─── STORED ROWS
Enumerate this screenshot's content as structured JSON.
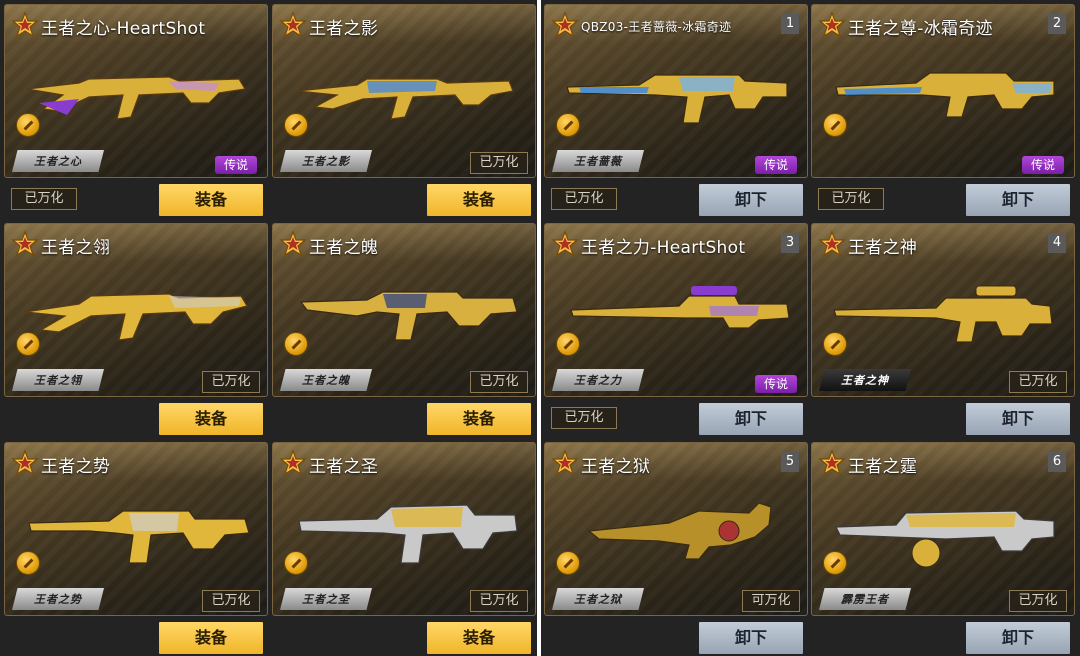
{
  "panels": [
    {
      "cards": [
        {
          "title": "王者之心-HeartShot",
          "tag_plate": "王者之心",
          "badge": "传说",
          "status": "已万化",
          "action": "装备",
          "rank": ""
        },
        {
          "title": "王者之影",
          "tag_plate": "王者之影",
          "badge": "",
          "status": "已万化",
          "action": "装备",
          "rank": ""
        },
        {
          "title": "王者之翎",
          "tag_plate": "王者之翎",
          "badge": "",
          "status": "已万化",
          "action": "装备",
          "rank": ""
        },
        {
          "title": "王者之魄",
          "tag_plate": "王者之魄",
          "badge": "",
          "status": "已万化",
          "action": "装备",
          "rank": ""
        },
        {
          "title": "王者之势",
          "tag_plate": "王者之势",
          "badge": "",
          "status": "已万化",
          "action": "装备",
          "rank": ""
        },
        {
          "title": "王者之圣",
          "tag_plate": "王者之圣",
          "badge": "",
          "status": "已万化",
          "action": "装备",
          "rank": ""
        }
      ]
    },
    {
      "cards": [
        {
          "title": "QBZ03-王者蔷薇-冰霜奇迹",
          "tag_plate": "王者蔷薇",
          "badge": "传说",
          "status": "已万化",
          "action": "卸下",
          "rank": "1"
        },
        {
          "title": "王者之尊-冰霜奇迹",
          "tag_plate": "",
          "badge": "传说",
          "status": "已万化",
          "action": "卸下",
          "rank": "2"
        },
        {
          "title": "王者之力-HeartShot",
          "tag_plate": "王者之力",
          "badge": "传说",
          "status": "已万化",
          "action": "卸下",
          "rank": "3"
        },
        {
          "title": "王者之神",
          "tag_plate": "王者之神",
          "badge": "",
          "status": "已万化",
          "action": "卸下",
          "rank": "4"
        },
        {
          "title": "王者之狱",
          "tag_plate": "王者之狱",
          "badge": "",
          "status": "可万化",
          "action": "卸下",
          "rank": "5"
        },
        {
          "title": "王者之霆",
          "tag_plate": "霹雳王者",
          "badge": "",
          "status": "已万化",
          "action": "卸下",
          "rank": "6"
        }
      ]
    }
  ],
  "colors": {
    "equip_button": "#f0b52a",
    "unequip_button": "#a8b3c2",
    "legend_badge": "#9a2fc8",
    "card_border": "#7a6540"
  },
  "icons": {
    "title_icon": "crown-star-icon",
    "coin_icon": "gold-coin-icon"
  }
}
──────
REQUEST:
Keep the pictures out and write out the records exactly.

EXPECTED ANSWER:
Enumerate this screenshot's content as structured JSON.
{
  "panels": [
    {
      "cards": [
        {
          "title": "王者之心-HeartShot",
          "tag_plate": "王者之心",
          "badge": "传说",
          "status": "已万化",
          "action": "装备",
          "rank": ""
        },
        {
          "title": "王者之影",
          "tag_plate": "王者之影",
          "badge": "",
          "status": "已万化",
          "action": "装备",
          "rank": ""
        },
        {
          "title": "王者之翎",
          "tag_plate": "王者之翎",
          "badge": "",
          "status": "已万化",
          "action": "装备",
          "rank": ""
        },
        {
          "title": "王者之魄",
          "tag_plate": "王者之魄",
          "badge": "",
          "status": "已万化",
          "action": "装备",
          "rank": ""
        },
        {
          "title": "王者之势",
          "tag_plate": "王者之势",
          "badge": "",
          "status": "已万化",
          "action": "装备",
          "rank": ""
        },
        {
          "title": "王者之圣",
          "tag_plate": "王者之圣",
          "badge": "",
          "status": "已万化",
          "action": "装备",
          "rank": ""
        }
      ]
    },
    {
      "cards": [
        {
          "title": "QBZ03-王者蔷薇-冰霜奇迹",
          "tag_plate": "王者蔷薇",
          "badge": "传说",
          "status": "已万化",
          "action": "卸下",
          "rank": "1"
        },
        {
          "title": "王者之尊-冰霜奇迹",
          "tag_plate": "",
          "badge": "传说",
          "status": "已万化",
          "action": "卸下",
          "rank": "2"
        },
        {
          "title": "王者之力-HeartShot",
          "tag_plate": "王者之力",
          "badge": "传说",
          "status": "已万化",
          "action": "卸下",
          "rank": "3"
        },
        {
          "title": "王者之神",
          "tag_plate": "王者之神",
          "badge": "",
          "status": "已万化",
          "action": "卸下",
          "rank": "4"
        },
        {
          "title": "王者之狱",
          "tag_plate": "王者之狱",
          "badge": "",
          "status": "可万化",
          "action": "卸下",
          "rank": "5"
        },
        {
          "title": "王者之霆",
          "tag_plate": "霹雳王者",
          "badge": "",
          "status": "已万化",
          "action": "卸下",
          "rank": "6"
        }
      ]
    }
  ],
  "colors": {
    "equip_button": "#f0b52a",
    "unequip_button": "#a8b3c2",
    "legend_badge": "#9a2fc8",
    "card_border": "#7a6540"
  },
  "icons": {
    "title_icon": "crown-star-icon",
    "coin_icon": "gold-coin-icon"
  }
}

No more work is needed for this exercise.